▽
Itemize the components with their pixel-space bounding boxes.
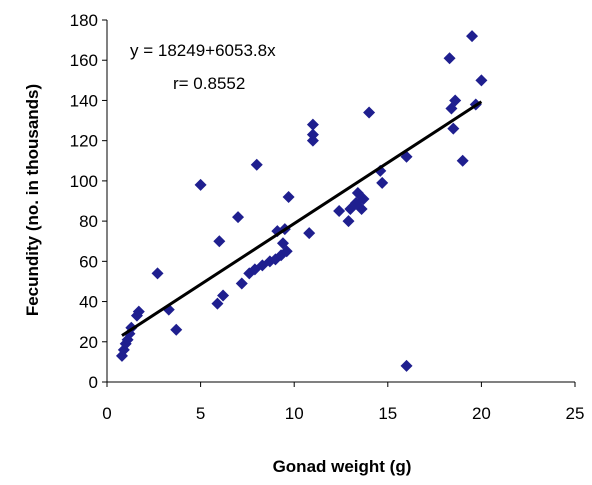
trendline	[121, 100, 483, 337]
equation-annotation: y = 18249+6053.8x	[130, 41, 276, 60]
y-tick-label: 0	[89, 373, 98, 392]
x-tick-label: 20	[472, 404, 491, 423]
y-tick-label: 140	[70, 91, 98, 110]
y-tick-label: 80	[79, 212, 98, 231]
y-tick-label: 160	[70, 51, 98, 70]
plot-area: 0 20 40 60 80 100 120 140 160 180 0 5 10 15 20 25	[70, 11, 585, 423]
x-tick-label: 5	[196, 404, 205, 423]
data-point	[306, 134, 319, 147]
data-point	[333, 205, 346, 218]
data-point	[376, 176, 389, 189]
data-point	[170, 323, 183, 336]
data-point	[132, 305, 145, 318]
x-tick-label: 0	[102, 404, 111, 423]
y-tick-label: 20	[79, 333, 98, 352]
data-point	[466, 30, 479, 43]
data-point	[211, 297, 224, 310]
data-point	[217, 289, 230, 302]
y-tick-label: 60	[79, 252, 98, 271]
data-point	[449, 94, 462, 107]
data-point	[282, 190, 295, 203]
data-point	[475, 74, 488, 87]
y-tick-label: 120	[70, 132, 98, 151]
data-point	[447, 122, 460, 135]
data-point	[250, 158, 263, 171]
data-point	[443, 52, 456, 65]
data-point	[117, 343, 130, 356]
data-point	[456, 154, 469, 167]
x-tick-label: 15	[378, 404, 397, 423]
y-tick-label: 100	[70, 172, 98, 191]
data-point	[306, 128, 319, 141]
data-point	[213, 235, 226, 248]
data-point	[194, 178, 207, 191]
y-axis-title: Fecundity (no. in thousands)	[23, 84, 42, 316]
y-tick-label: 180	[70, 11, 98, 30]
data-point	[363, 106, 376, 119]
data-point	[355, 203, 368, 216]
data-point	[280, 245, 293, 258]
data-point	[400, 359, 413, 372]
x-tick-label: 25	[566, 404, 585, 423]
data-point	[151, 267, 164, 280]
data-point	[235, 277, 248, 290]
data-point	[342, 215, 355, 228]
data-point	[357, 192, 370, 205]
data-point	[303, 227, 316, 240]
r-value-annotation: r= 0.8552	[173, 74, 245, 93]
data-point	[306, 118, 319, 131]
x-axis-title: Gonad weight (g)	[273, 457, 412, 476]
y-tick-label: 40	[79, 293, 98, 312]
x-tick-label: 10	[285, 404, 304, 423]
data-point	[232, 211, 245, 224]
△
▽
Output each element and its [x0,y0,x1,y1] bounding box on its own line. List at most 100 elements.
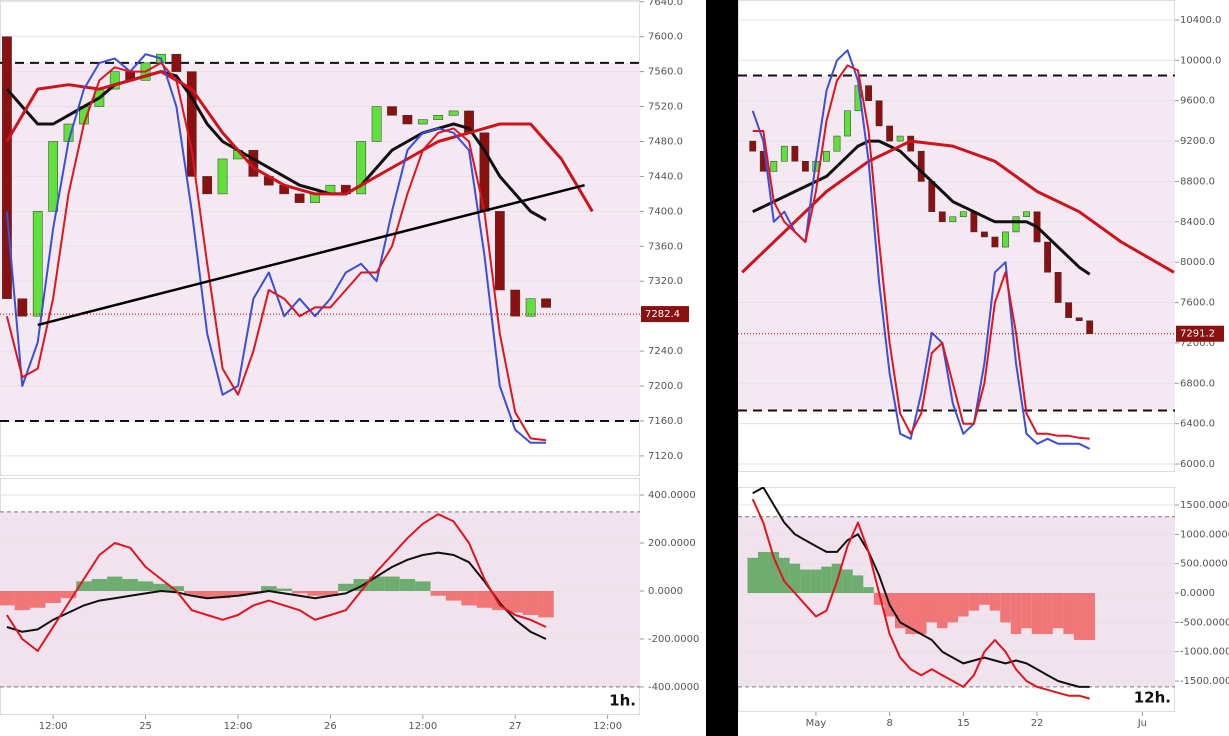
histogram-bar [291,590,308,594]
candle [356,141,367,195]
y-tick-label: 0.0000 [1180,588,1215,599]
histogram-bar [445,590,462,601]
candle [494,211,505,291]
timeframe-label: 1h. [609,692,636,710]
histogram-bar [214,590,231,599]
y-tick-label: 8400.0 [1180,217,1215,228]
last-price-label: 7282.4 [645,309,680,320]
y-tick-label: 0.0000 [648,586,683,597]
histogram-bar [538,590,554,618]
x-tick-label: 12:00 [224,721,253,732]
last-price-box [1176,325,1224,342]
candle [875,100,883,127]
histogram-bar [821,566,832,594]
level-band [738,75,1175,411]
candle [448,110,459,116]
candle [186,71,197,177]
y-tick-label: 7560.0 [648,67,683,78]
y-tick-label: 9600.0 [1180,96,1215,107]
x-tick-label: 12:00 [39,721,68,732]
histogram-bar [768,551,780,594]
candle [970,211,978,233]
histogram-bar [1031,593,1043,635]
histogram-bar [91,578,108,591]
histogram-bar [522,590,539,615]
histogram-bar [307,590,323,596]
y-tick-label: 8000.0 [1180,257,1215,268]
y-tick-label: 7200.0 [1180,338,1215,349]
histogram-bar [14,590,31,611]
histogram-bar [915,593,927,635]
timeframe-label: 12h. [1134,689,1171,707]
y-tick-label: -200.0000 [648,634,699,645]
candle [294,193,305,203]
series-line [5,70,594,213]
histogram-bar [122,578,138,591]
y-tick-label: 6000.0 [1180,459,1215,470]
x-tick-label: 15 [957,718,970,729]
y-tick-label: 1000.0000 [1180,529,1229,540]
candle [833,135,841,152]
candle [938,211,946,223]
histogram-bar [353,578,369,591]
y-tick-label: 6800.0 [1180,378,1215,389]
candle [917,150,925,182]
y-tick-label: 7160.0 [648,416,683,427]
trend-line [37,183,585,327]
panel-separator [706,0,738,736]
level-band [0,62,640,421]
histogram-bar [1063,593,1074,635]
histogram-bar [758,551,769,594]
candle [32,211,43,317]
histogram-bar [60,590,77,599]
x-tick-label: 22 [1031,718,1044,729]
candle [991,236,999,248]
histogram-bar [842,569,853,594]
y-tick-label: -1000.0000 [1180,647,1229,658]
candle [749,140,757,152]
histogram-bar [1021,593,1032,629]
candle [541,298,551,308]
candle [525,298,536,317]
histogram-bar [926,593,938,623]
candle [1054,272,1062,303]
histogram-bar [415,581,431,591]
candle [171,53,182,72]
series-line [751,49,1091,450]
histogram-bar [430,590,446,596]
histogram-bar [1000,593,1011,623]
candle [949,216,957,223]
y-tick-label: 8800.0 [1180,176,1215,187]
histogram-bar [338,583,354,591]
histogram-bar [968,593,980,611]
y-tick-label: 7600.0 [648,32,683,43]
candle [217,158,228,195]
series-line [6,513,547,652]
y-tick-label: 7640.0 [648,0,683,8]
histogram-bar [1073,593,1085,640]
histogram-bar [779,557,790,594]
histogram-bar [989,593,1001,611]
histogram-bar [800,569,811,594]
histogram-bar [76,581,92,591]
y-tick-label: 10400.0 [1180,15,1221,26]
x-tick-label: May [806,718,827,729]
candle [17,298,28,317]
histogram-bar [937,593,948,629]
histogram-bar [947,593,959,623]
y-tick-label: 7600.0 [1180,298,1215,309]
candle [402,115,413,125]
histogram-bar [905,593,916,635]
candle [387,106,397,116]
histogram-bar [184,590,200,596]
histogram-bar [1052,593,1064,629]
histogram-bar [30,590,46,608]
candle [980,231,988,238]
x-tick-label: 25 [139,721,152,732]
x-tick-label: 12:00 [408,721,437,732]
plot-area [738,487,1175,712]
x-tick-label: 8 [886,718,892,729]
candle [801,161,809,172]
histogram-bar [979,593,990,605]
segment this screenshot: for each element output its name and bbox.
△
* **WRITTEN INSTRUCTION**
Turn the lines of the records into a numbered list, beginning at the line that contains "100, 483, 337]" and stopping after the line that contains "333, 98, 352]". Leave out any blank lines.

* **THE COMPLETED TASK**
1. trendline	[121, 100, 483, 337]
2. equation-annotation: y = 18249+6053.8x	[130, 41, 276, 60]
3. y-tick-label: 0	[89, 373, 98, 392]
4. x-tick-label: 20	[472, 404, 491, 423]
5. y-tick-label: 140	[70, 91, 98, 110]
6. y-tick-label: 80	[79, 212, 98, 231]
7. y-tick-label: 160	[70, 51, 98, 70]
8. plot-area: 0 20 40 60 80 100 120 140 160 180 0 5 10 15 20 25	[70, 11, 585, 423]
9. x-tick-label: 5	[196, 404, 205, 423]
10. data-point	[306, 134, 319, 147]
11. data-point	[333, 205, 346, 218]
12. data-point	[376, 176, 389, 189]
13. data-point	[170, 323, 183, 336]
14. data-point	[132, 305, 145, 318]
15. x-tick-label: 0	[102, 404, 111, 423]
16. y-tick-label: 20	[79, 333, 98, 352]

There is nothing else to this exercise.